-- start of Data for processing --

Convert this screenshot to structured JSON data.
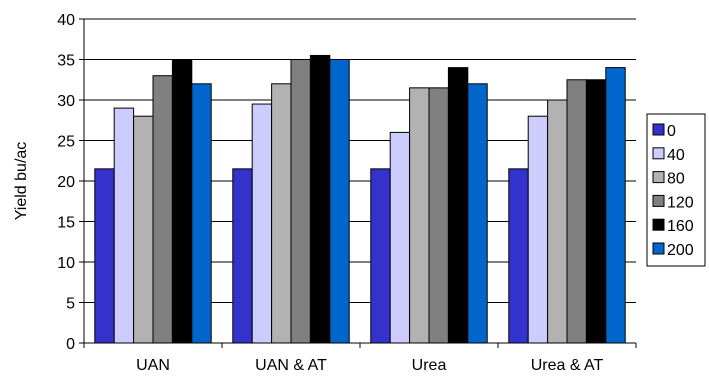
{
  "chart_data": {
    "type": "bar",
    "ylabel": "Yield bu/ac",
    "ylim": [
      0,
      40
    ],
    "yticks": [
      "0",
      "5",
      "10",
      "15",
      "20",
      "25",
      "30",
      "35",
      "40"
    ],
    "grid": "horizontal",
    "legend_position": "right",
    "categories": [
      "UAN",
      "UAN & AT",
      "Urea",
      "Urea & AT"
    ],
    "series": [
      {
        "name": "0",
        "color": "#3333CC",
        "values": [
          21.5,
          21.5,
          21.5,
          21.5
        ]
      },
      {
        "name": "40",
        "color": "#CCCCFF",
        "values": [
          29,
          29.5,
          26,
          28
        ]
      },
      {
        "name": "80",
        "color": "#B2B2B2",
        "values": [
          28,
          32,
          31.5,
          30
        ]
      },
      {
        "name": "120",
        "color": "#808080",
        "values": [
          33,
          35,
          31.5,
          32.5
        ]
      },
      {
        "name": "160",
        "color": "#000000",
        "values": [
          35,
          35.5,
          34,
          32.5
        ]
      },
      {
        "name": "200",
        "color": "#0066CC",
        "values": [
          32,
          35,
          32,
          34
        ]
      }
    ]
  }
}
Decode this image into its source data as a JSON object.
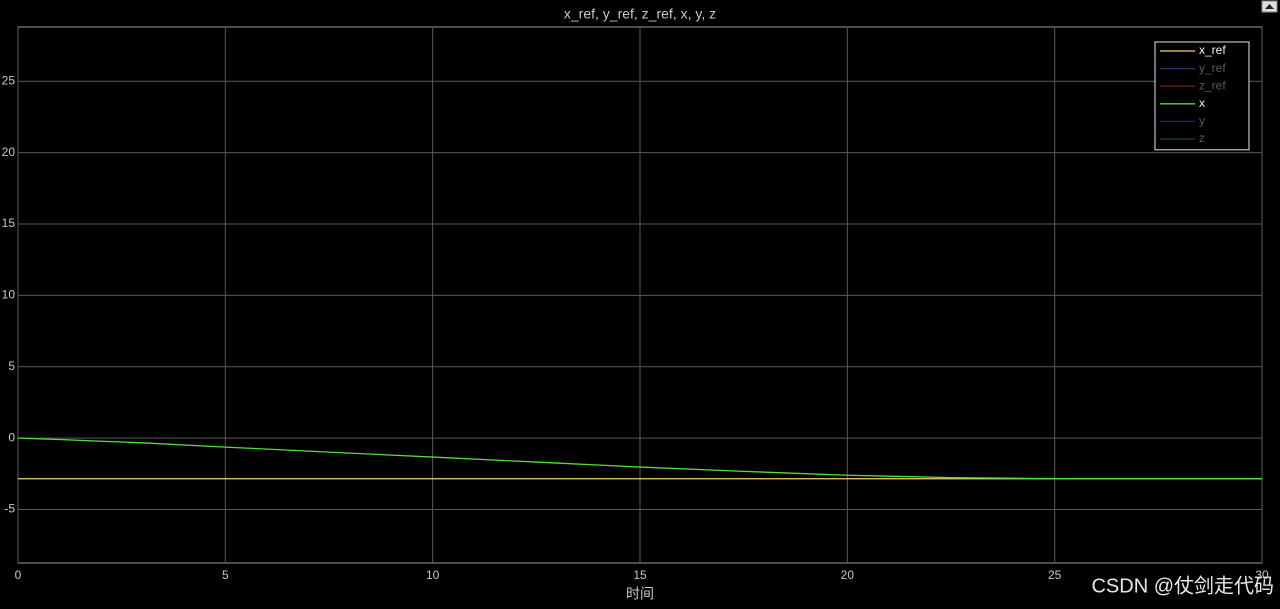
{
  "chart_data": {
    "type": "line",
    "title": "x_ref, y_ref, z_ref, x, y, z",
    "xlabel": "时间",
    "x": [
      0,
      1,
      2,
      3,
      5,
      7.5,
      10,
      12.5,
      15,
      17.5,
      20,
      22.5,
      25,
      27.5,
      30
    ],
    "series": [
      {
        "name": "x_ref",
        "color": "#f2d56b",
        "values": [
          -2.85,
          -2.85,
          -2.85,
          -2.85,
          -2.85,
          -2.85,
          -2.85,
          -2.85,
          -2.85,
          -2.85,
          -2.85,
          -2.85,
          -2.85,
          -2.85,
          -2.85
        ]
      },
      {
        "name": "y_ref",
        "color": "#2f5f9e",
        "hidden": true
      },
      {
        "name": "z_ref",
        "color": "#a8321e",
        "hidden": true
      },
      {
        "name": "x",
        "color": "#4fe03c",
        "values": [
          0,
          -0.1,
          -0.22,
          -0.33,
          -0.63,
          -0.98,
          -1.33,
          -1.68,
          -2.03,
          -2.33,
          -2.6,
          -2.77,
          -2.84,
          -2.85,
          -2.85
        ]
      },
      {
        "name": "y",
        "color": "#6a2f9a",
        "hidden": true
      },
      {
        "name": "z",
        "color": "#2a7079",
        "hidden": true
      }
    ],
    "xlim": [
      0,
      30
    ],
    "xticks": [
      0,
      5,
      10,
      15,
      20,
      25,
      30
    ],
    "ylim": [
      -8.75,
      28.8
    ],
    "yticks": [
      -5,
      0,
      5,
      10,
      15,
      20,
      25
    ],
    "grid": true,
    "legend": "upper right",
    "watermark": "CSDN @仗剑走代码"
  }
}
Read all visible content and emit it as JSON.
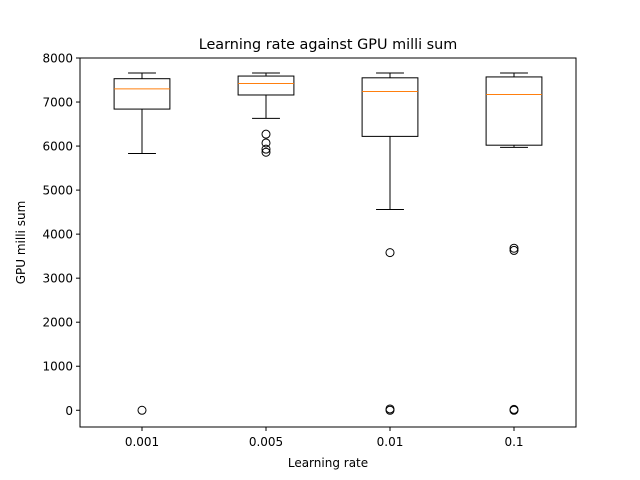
{
  "chart_data": {
    "type": "box",
    "title": "Learning rate against GPU milli sum",
    "xlabel": "Learning rate",
    "ylabel": "GPU milli sum",
    "ylim": [
      -380,
      8000
    ],
    "yticks": [
      0,
      1000,
      2000,
      3000,
      4000,
      5000,
      6000,
      7000,
      8000
    ],
    "grid": false,
    "categories": [
      "0.001",
      "0.005",
      "0.01",
      "0.1"
    ],
    "boxes": [
      {
        "whisker_low": 5830,
        "q1": 6840,
        "median": 7300,
        "q3": 7530,
        "whisker_high": 7660,
        "outliers": [
          0
        ]
      },
      {
        "whisker_low": 6630,
        "q1": 7160,
        "median": 7420,
        "q3": 7590,
        "whisker_high": 7660,
        "outliers": [
          6270,
          6070,
          5930,
          5860
        ]
      },
      {
        "whisker_low": 4560,
        "q1": 6220,
        "median": 7240,
        "q3": 7550,
        "whisker_high": 7660,
        "outliers": [
          3580,
          30,
          0
        ]
      },
      {
        "whisker_low": 5970,
        "q1": 6020,
        "median": 7170,
        "q3": 7570,
        "whisker_high": 7660,
        "outliers": [
          3680,
          3630,
          20,
          0
        ]
      }
    ],
    "colors": {
      "box": "#000000",
      "median": "#ff7f0e"
    }
  }
}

-- end of Data for processing --

Request
Set the pictures aside and transcribe the data above exactly.

Written solution
Convert this screenshot to structured JSON data.
{
  "chart_data": {
    "type": "bar",
    "ylabel": "Yield bu/ac",
    "ylim": [
      0,
      40
    ],
    "yticks": [
      "0",
      "5",
      "10",
      "15",
      "20",
      "25",
      "30",
      "35",
      "40"
    ],
    "grid": "horizontal",
    "legend_position": "right",
    "categories": [
      "UAN",
      "UAN & AT",
      "Urea",
      "Urea & AT"
    ],
    "series": [
      {
        "name": "0",
        "color": "#3333CC",
        "values": [
          21.5,
          21.5,
          21.5,
          21.5
        ]
      },
      {
        "name": "40",
        "color": "#CCCCFF",
        "values": [
          29,
          29.5,
          26,
          28
        ]
      },
      {
        "name": "80",
        "color": "#B2B2B2",
        "values": [
          28,
          32,
          31.5,
          30
        ]
      },
      {
        "name": "120",
        "color": "#808080",
        "values": [
          33,
          35,
          31.5,
          32.5
        ]
      },
      {
        "name": "160",
        "color": "#000000",
        "values": [
          35,
          35.5,
          34,
          32.5
        ]
      },
      {
        "name": "200",
        "color": "#0066CC",
        "values": [
          32,
          35,
          32,
          34
        ]
      }
    ]
  }
}
Decode this image into its source data as a JSON object.
{
  "chart_data": {
    "type": "line",
    "title": "x_ref, y_ref, z_ref, x, y, z",
    "xlabel": "时间",
    "x": [
      0,
      1,
      2,
      3,
      5,
      7.5,
      10,
      12.5,
      15,
      17.5,
      20,
      22.5,
      25,
      27.5,
      30
    ],
    "series": [
      {
        "name": "x_ref",
        "color": "#f2d56b",
        "values": [
          -2.85,
          -2.85,
          -2.85,
          -2.85,
          -2.85,
          -2.85,
          -2.85,
          -2.85,
          -2.85,
          -2.85,
          -2.85,
          -2.85,
          -2.85,
          -2.85,
          -2.85
        ]
      },
      {
        "name": "y_ref",
        "color": "#2f5f9e",
        "hidden": true
      },
      {
        "name": "z_ref",
        "color": "#a8321e",
        "hidden": true
      },
      {
        "name": "x",
        "color": "#4fe03c",
        "values": [
          0,
          -0.1,
          -0.22,
          -0.33,
          -0.63,
          -0.98,
          -1.33,
          -1.68,
          -2.03,
          -2.33,
          -2.6,
          -2.77,
          -2.84,
          -2.85,
          -2.85
        ]
      },
      {
        "name": "y",
        "color": "#6a2f9a",
        "hidden": true
      },
      {
        "name": "z",
        "color": "#2a7079",
        "hidden": true
      }
    ],
    "xlim": [
      0,
      30
    ],
    "xticks": [
      0,
      5,
      10,
      15,
      20,
      25,
      30
    ],
    "ylim": [
      -8.75,
      28.8
    ],
    "yticks": [
      -5,
      0,
      5,
      10,
      15,
      20,
      25
    ],
    "grid": true,
    "legend": "upper right",
    "watermark": "CSDN @仗剑走代码"
  }
}
Read all visible content and emit it as JSON.
{
  "chart_data": {
    "type": "box",
    "title": "Learning rate against GPU milli sum",
    "xlabel": "Learning rate",
    "ylabel": "GPU milli sum",
    "ylim": [
      -380,
      8000
    ],
    "yticks": [
      0,
      1000,
      2000,
      3000,
      4000,
      5000,
      6000,
      7000,
      8000
    ],
    "grid": false,
    "categories": [
      "0.001",
      "0.005",
      "0.01",
      "0.1"
    ],
    "boxes": [
      {
        "whisker_low": 5830,
        "q1": 6840,
        "median": 7300,
        "q3": 7530,
        "whisker_high": 7660,
        "outliers": [
          0
        ]
      },
      {
        "whisker_low": 6630,
        "q1": 7160,
        "median": 7420,
        "q3": 7590,
        "whisker_high": 7660,
        "outliers": [
          6270,
          6070,
          5930,
          5860
        ]
      },
      {
        "whisker_low": 4560,
        "q1": 6220,
        "median": 7240,
        "q3": 7550,
        "whisker_high": 7660,
        "outliers": [
          3580,
          30,
          0
        ]
      },
      {
        "whisker_low": 5970,
        "q1": 6020,
        "median": 7170,
        "q3": 7570,
        "whisker_high": 7660,
        "outliers": [
          3680,
          3630,
          20,
          0
        ]
      }
    ],
    "colors": {
      "box": "#000000",
      "median": "#ff7f0e"
    }
  }
}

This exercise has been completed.